Raw records
■ ■ ■
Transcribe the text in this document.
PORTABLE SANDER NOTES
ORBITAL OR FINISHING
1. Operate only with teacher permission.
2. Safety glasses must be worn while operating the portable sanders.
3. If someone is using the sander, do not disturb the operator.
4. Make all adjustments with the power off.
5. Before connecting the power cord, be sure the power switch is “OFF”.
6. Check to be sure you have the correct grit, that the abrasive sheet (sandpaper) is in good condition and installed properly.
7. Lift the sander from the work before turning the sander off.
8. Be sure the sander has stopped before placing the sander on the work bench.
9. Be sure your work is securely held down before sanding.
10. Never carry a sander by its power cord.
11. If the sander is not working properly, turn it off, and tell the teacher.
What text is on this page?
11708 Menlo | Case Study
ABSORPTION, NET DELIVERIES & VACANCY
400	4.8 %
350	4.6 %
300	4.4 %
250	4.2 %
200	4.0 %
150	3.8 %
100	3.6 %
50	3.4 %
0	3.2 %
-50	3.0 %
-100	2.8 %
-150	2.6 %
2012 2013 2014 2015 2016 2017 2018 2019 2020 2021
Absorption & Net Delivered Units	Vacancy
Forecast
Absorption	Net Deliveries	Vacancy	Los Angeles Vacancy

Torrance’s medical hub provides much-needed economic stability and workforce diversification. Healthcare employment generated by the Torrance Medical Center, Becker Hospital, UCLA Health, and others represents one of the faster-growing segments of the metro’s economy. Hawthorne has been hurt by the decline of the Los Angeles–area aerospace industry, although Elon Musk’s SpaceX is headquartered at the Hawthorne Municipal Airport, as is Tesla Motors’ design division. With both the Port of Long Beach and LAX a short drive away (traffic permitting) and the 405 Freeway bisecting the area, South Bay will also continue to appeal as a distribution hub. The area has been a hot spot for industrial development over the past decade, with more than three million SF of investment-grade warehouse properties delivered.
■ ■ ■
EXERCISE BRIEF
Gather and return every line that holds the string "properly".

REPLY TO THE EXERCISE
6. Check to be sure you have the correct grit, that the abrasive sheet (sandpaper) is in good condition and installed properly.
11. If the sander is not working properly, turn it off, and tell the teacher.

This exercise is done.